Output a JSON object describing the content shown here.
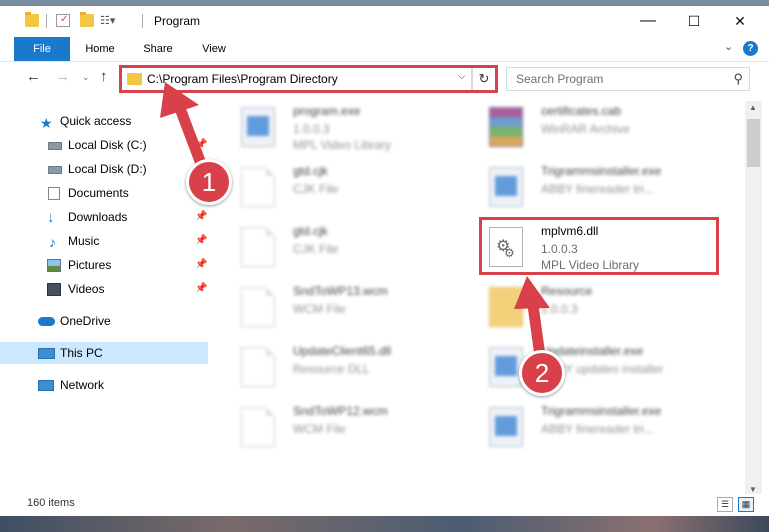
{
  "window": {
    "title": "Program",
    "controls": {
      "minimize": "—",
      "maximize": "☐",
      "close": "✕"
    }
  },
  "ribbon": {
    "tabs": [
      "File",
      "Home",
      "Share",
      "View"
    ],
    "help": "?"
  },
  "navbar": {
    "address_path": "C:\\Program Files\\Program Directory",
    "search_placeholder": "Search Program"
  },
  "nav_pane": {
    "items": [
      {
        "label": "Quick access",
        "icon": "star-icon"
      },
      {
        "label": "Local Disk (C:)",
        "icon": "drive-icon",
        "pinned": true
      },
      {
        "label": "Local Disk (D:)",
        "icon": "drive-icon",
        "pinned": true
      },
      {
        "label": "Documents",
        "icon": "documents-icon",
        "pinned": true
      },
      {
        "label": "Downloads",
        "icon": "download-icon",
        "pinned": true
      },
      {
        "label": "Music",
        "icon": "music-icon",
        "pinned": true
      },
      {
        "label": "Pictures",
        "icon": "pictures-icon",
        "pinned": true
      },
      {
        "label": "Videos",
        "icon": "videos-icon",
        "pinned": true
      },
      {
        "label": "OneDrive",
        "icon": "cloud-icon"
      },
      {
        "label": "This PC",
        "icon": "computer-icon",
        "selected": true
      },
      {
        "label": "Network",
        "icon": "network-icon"
      }
    ]
  },
  "files": [
    {
      "name": "program.exe",
      "line2": "1.0.0.3",
      "line3": "MPL Video Library",
      "icon": "exe-icon",
      "blurred": true
    },
    {
      "name": "certificates.cab",
      "line2": "WinRAR Archive",
      "line3": "",
      "icon": "archive-icon",
      "blurred": true
    },
    {
      "name": "gtd.cjk",
      "line2": "CJK File",
      "line3": "",
      "icon": "document-icon",
      "blurred": true
    },
    {
      "name": "Trigrammsinstaller.exe",
      "line2": "ABBY finereader tri...",
      "line3": "",
      "icon": "exe-icon",
      "blurred": true
    },
    {
      "name": "gtd.cjk",
      "line2": "CJK File",
      "line3": "",
      "icon": "document-icon",
      "blurred": true
    },
    {
      "name": "mplvm6.dll",
      "line2": "1.0.0.3",
      "line3": "MPL Video Library",
      "icon": "dll-icon",
      "blurred": false
    },
    {
      "name": "SndToWP13.wcm",
      "line2": "WCM File",
      "line3": "",
      "icon": "document-icon",
      "blurred": true
    },
    {
      "name": "Resource",
      "line2": "1.0.0.3",
      "line3": "",
      "icon": "folder-icon",
      "blurred": true
    },
    {
      "name": "UpdateClient65.dll",
      "line2": "Resource DLL",
      "line3": "",
      "icon": "dll-icon",
      "blurred": true
    },
    {
      "name": "Updateinstaller.exe",
      "line2": "ABBY updates installer",
      "line3": "",
      "icon": "exe-icon",
      "blurred": true
    },
    {
      "name": "SndToWP12.wcm",
      "line2": "WCM File",
      "line3": "",
      "icon": "document-icon",
      "blurred": true
    },
    {
      "name": "Trigrammsinstaller.exe",
      "line2": "ABBY finereader tri...",
      "line3": "",
      "icon": "exe-icon",
      "blurred": true
    }
  ],
  "status": {
    "item_count": "160 items"
  },
  "annotations": {
    "step1": "1",
    "step2": "2",
    "color": "#d9414a"
  },
  "colors": {
    "accent": "#1979ca",
    "selection": "#cce8ff"
  }
}
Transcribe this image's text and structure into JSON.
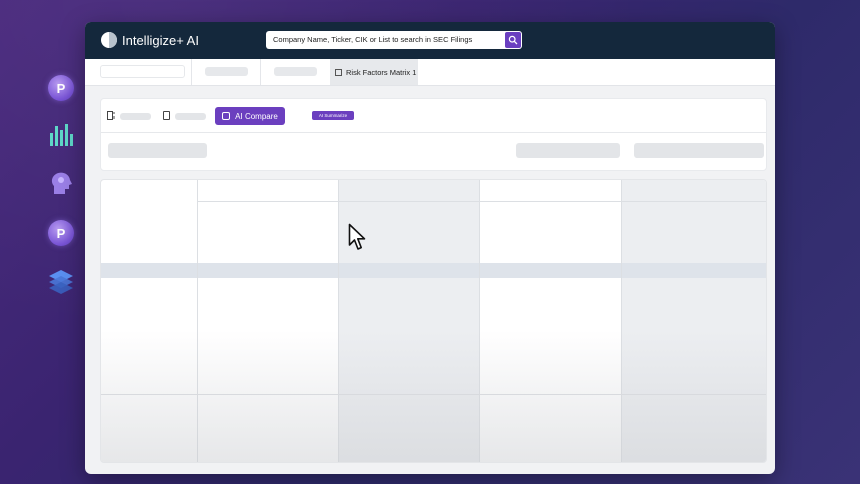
{
  "app": {
    "brand": "Intelligize+ AI"
  },
  "search": {
    "placeholder": "Company Name, Ticker, CIK or List to search in SEC Filings"
  },
  "tabs": {
    "active_label": "Risk Factors Matrix 1"
  },
  "toolbar": {
    "compare_label": "AI Compare",
    "summarize_label": "AI Summarize"
  },
  "rail": {
    "badge_letter": "P"
  },
  "colors": {
    "accent": "#6b3fbf",
    "topbar": "#14283c",
    "background": "#3b2a74"
  }
}
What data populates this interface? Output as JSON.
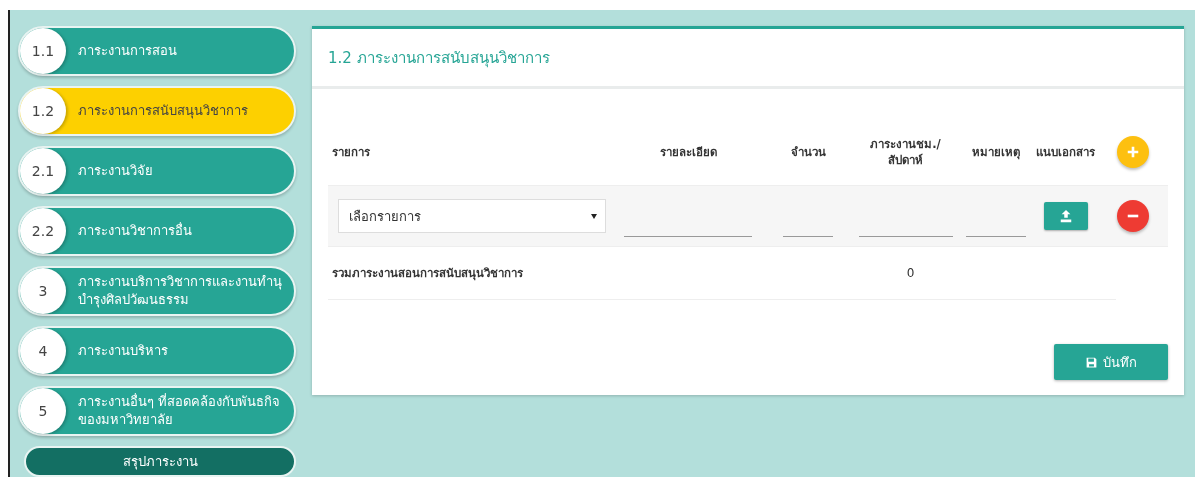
{
  "sidebar": {
    "items": [
      {
        "number": "1.1",
        "label": "ภาระงานการสอน",
        "selected": false
      },
      {
        "number": "1.2",
        "label": "ภาระงานการสนับสนุนวิชาการ",
        "selected": true
      },
      {
        "number": "2.1",
        "label": "ภาระงานวิจัย",
        "selected": false
      },
      {
        "number": "2.2",
        "label": "ภาระงานวิชาการอื่น",
        "selected": false
      },
      {
        "number": "3",
        "label": "ภาระงานบริการวิชาการและงานทำนุบำรุงศิลปวัฒนธรรม",
        "selected": false
      },
      {
        "number": "4",
        "label": "ภาระงานบริหาร",
        "selected": false
      },
      {
        "number": "5",
        "label": "ภาระงานอื่นๆ ที่สอดคล้องกับพันธกิจของมหาวิทยาลัย",
        "selected": false
      }
    ],
    "summary_button": "สรุปภาระงาน"
  },
  "panel": {
    "title": "1.2 ภาระงานการสนับสนุนวิชาการ",
    "table": {
      "columns": [
        "รายการ",
        "รายละเอียด",
        "จำนวน",
        "ภาระงานชม./สัปดาห์",
        "หมายเหตุ",
        "แนบเอกสาร"
      ],
      "rows": [
        {
          "item_select": "เลือกรายการ"
        }
      ],
      "total": {
        "label": "รวมภาระงานสอนการสนับสนุนวิชาการ",
        "value": "0"
      }
    },
    "save_button": "บันทึก"
  }
}
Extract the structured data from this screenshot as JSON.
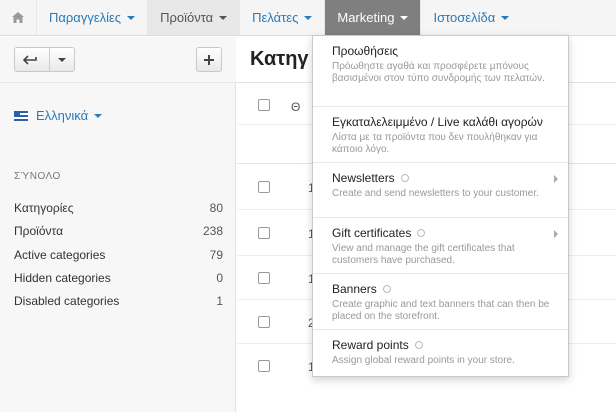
{
  "nav": {
    "items": [
      {
        "label": "Παραγγελίες"
      },
      {
        "label": "Προϊόντα"
      },
      {
        "label": "Πελάτες"
      },
      {
        "label": "Marketing"
      },
      {
        "label": "Ιστοσελίδα"
      }
    ]
  },
  "sidebar": {
    "language": "Ελληνικά",
    "summary_title": "ΣΎΝΟΛΟ",
    "stats": [
      {
        "label": "Κατηγορίες",
        "value": "80"
      },
      {
        "label": "Προϊόντα",
        "value": "238"
      },
      {
        "label": "Active categories",
        "value": "79"
      },
      {
        "label": "Hidden categories",
        "value": "0"
      },
      {
        "label": "Disabled categories",
        "value": "1"
      }
    ]
  },
  "main": {
    "title": "Κατηγ",
    "header_col": "Θ",
    "row_fragments": [
      "1",
      "1",
      "1",
      "2",
      "1"
    ]
  },
  "dropdown": {
    "items": [
      {
        "title": "Προωθήσεις",
        "desc": "Πρόωθηστε αγαθά και προσφέρετε μπόνους βασισμένοι στον τύπο συνδρομής των πελατών."
      },
      {
        "title": "Εγκαταλελειμμένο / Live καλάθι αγορών",
        "desc": "Λίστα με τα προϊόντα που δεν πουλήθηκαν για κάποιο λόγο."
      },
      {
        "title": "Newsletters",
        "desc": "Create and send newsletters to your customer."
      },
      {
        "title": "Gift certificates",
        "desc": "View and manage the gift certificates that customers have purchased."
      },
      {
        "title": "Banners",
        "desc": "Create graphic and text banners that can then be placed on the storefront."
      },
      {
        "title": "Reward points",
        "desc": "Assign global reward points in your store."
      }
    ]
  },
  "colors": {
    "link": "#2a7ab8",
    "open_menu": "#7f7f7f"
  }
}
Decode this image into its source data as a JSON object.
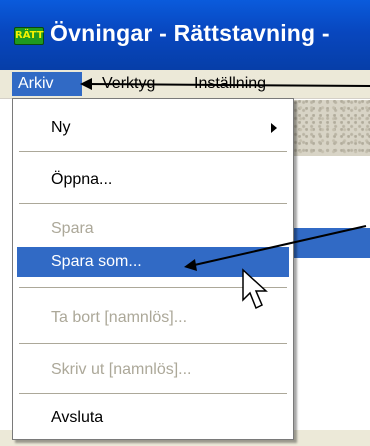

....

Copy every line of the records above that holds the word "ภาระงานการสน".

        "label": "ภาระงานการสนับสนุนวิชาการ",
    "title": "1.2 ภาระงานการสนับสนุนวิชาการ",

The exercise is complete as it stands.